**STATED TASK:** The entries that follow should be written out exactly.

☆ ☆ ☆ ☆ ☆

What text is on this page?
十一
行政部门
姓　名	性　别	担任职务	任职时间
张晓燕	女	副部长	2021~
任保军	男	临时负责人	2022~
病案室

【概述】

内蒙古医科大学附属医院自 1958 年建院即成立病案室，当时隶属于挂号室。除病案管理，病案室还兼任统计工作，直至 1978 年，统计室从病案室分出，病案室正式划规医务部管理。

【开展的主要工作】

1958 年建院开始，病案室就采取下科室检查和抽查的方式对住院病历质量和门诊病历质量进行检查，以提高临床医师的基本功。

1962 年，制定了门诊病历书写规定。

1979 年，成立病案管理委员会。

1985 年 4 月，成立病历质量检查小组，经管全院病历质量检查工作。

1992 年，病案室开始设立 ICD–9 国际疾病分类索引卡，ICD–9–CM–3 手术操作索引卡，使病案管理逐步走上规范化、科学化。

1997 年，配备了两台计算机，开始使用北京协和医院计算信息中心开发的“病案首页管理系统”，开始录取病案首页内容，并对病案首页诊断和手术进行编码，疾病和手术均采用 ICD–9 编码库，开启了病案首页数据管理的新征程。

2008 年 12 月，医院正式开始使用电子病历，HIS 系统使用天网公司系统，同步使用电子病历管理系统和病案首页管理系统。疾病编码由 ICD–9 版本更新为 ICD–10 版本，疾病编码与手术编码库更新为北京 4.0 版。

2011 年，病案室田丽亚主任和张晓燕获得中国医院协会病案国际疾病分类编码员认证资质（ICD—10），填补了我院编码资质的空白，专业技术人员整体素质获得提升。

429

☆ ☆ ☆ ☆ ☆

**ANSWER TO THE EXERCISE:**
What text is on this page?
十一
行政部门
姓　名	性　别	担任职务	任职时间
张晓燕	女	副部长	2021~
任保军	男	临时负责人	2022~
病案室

【概述】

内蒙古医科大学附属医院自 1958 年建院即成立病案室，当时隶属于挂号室。除病案管理，病案室还兼任统计工作，直至 1978 年，统计室从病案室分出，病案室正式划规医务部管理。

【开展的主要工作】

1958 年建院开始，病案室就采取下科室检查和抽查的方式对住院病历质量和门诊病历质量进行检查，以提高临床医师的基本功。

1962 年，制定了门诊病历书写规定。

1979 年，成立病案管理委员会。

1985 年 4 月，成立病历质量检查小组，经管全院病历质量检查工作。

1992 年，病案室开始设立 ICD–9 国际疾病分类索引卡，ICD–9–CM–3 手术操作索引卡，使病案管理逐步走上规范化、科学化。

1997 年，配备了两台计算机，开始使用北京协和医院计算信息中心开发的“病案首页管理系统”，开始录取病案首页内容，并对病案首页诊断和手术进行编码，疾病和手术均采用 ICD–9 编码库，开启了病案首页数据管理的新征程。

2008 年 12 月，医院正式开始使用电子病历，HIS 系统使用天网公司系统，同步使用电子病历管理系统和病案首页管理系统。疾病编码由 ICD–9 版本更新为 ICD–10 版本，疾病编码与手术编码库更新为北京 4.0 版。

2011 年，病案室田丽亚主任和张晓燕获得中国医院协会病案国际疾病分类编码员认证资质（ICD—10），填补了我院编码资质的空白，专业技术人员整体素质获得提升。

429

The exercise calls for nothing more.